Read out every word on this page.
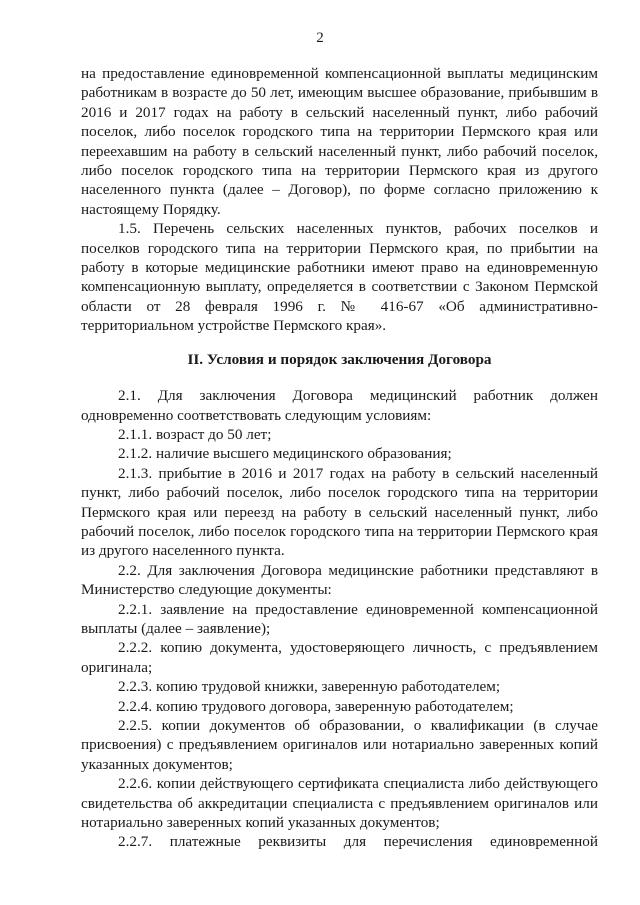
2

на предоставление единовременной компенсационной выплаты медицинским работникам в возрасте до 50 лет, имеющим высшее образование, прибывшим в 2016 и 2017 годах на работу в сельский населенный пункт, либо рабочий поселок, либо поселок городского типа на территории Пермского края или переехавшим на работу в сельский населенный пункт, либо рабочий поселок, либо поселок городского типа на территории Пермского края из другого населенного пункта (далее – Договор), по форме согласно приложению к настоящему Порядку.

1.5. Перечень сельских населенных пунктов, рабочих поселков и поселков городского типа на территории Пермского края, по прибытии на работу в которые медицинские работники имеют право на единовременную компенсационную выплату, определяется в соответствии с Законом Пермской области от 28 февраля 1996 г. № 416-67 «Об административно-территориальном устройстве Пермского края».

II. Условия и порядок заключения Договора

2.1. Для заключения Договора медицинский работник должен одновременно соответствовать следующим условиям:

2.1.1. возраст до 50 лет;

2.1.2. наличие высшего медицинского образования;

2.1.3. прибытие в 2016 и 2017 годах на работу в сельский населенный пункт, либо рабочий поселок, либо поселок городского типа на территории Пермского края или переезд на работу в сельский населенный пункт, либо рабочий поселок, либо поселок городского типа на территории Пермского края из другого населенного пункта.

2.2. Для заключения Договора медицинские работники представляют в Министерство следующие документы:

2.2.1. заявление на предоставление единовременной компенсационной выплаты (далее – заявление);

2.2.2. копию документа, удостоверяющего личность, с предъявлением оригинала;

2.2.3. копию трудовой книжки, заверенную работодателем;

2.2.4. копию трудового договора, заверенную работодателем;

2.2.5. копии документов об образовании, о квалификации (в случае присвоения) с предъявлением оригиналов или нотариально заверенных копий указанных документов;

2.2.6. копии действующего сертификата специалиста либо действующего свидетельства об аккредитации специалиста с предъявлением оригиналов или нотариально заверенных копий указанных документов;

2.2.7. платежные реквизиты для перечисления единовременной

================

In the listing above, how many lines include the word "работодателем"? Answer with the number and nothing more.

- Solution for this exercise
2